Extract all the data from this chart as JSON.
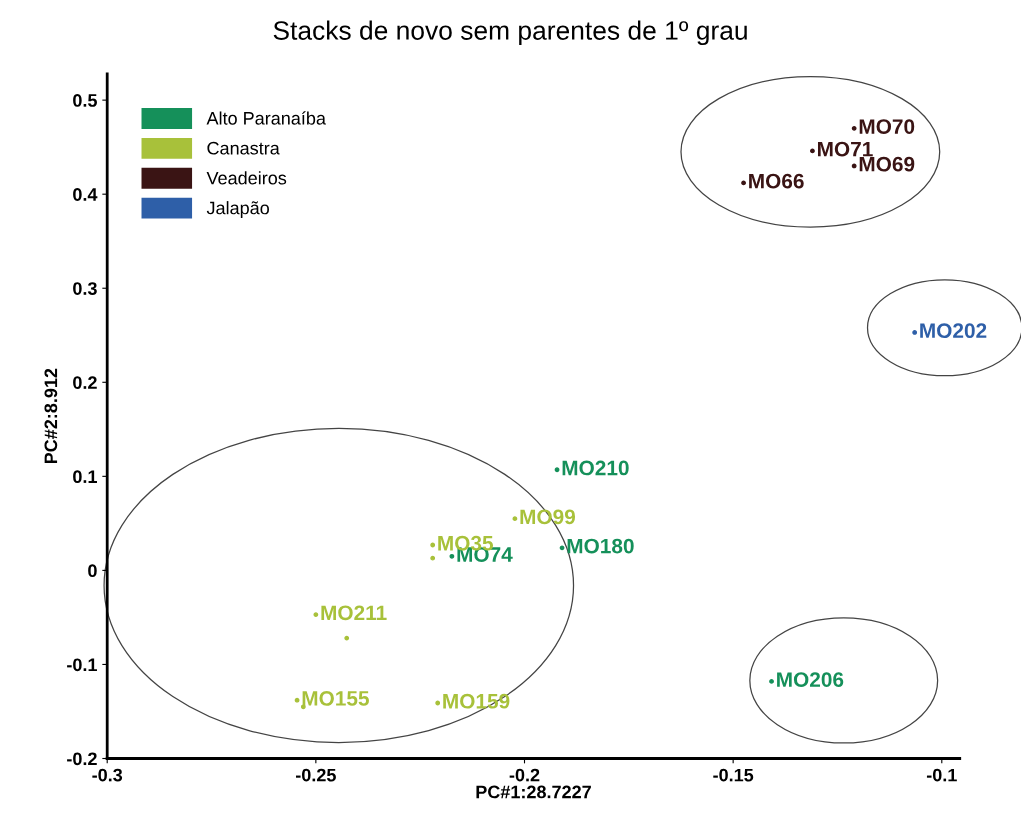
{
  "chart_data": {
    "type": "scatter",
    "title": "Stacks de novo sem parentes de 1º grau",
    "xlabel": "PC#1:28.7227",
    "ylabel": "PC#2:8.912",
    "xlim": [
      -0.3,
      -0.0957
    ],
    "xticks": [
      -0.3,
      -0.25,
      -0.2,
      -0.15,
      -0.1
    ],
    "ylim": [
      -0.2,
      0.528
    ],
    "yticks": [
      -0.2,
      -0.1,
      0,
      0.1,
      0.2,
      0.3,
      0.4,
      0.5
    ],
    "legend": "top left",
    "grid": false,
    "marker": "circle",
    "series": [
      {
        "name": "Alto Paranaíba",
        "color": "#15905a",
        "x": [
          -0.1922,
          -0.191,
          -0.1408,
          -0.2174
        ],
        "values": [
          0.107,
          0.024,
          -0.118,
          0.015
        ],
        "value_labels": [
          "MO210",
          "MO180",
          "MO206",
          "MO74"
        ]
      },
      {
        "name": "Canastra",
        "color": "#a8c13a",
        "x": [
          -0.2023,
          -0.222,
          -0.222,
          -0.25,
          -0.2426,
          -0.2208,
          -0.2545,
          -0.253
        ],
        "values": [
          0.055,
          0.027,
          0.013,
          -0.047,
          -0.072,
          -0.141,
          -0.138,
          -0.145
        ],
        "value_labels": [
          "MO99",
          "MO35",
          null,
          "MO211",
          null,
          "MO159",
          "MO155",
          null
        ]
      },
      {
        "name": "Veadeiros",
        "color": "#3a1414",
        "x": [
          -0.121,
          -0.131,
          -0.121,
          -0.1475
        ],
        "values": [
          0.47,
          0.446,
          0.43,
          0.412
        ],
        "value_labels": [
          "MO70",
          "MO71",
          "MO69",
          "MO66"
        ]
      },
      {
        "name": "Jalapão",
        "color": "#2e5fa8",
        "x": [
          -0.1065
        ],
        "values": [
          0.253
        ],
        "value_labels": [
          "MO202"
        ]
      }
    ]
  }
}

··········

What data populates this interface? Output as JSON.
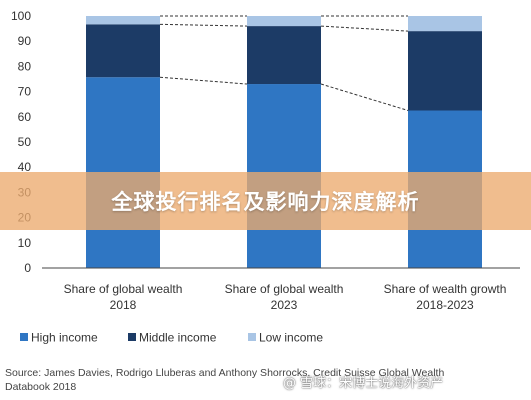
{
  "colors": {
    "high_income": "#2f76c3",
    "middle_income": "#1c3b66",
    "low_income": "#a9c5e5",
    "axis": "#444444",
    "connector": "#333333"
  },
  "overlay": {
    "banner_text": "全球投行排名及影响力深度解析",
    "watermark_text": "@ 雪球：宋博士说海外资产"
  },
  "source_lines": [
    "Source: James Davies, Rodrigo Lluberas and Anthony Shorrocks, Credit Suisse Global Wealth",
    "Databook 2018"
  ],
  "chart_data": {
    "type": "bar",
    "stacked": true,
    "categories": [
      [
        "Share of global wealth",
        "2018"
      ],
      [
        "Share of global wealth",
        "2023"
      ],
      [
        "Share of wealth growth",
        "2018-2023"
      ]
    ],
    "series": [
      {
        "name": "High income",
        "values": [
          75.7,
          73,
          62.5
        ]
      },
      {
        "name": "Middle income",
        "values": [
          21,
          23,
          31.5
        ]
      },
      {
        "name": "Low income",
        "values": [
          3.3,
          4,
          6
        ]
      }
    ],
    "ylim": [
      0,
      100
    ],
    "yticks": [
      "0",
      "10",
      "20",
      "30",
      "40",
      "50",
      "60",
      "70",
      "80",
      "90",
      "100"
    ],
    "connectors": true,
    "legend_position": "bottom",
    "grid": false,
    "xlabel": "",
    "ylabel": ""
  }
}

··········

- YOUR OBJECTIVE: List every line from the entries above in which "this" appears.

- TASK RESPONSE:
Extract all the data from this chart as JSON.
What data populates this interface? Output as JSON.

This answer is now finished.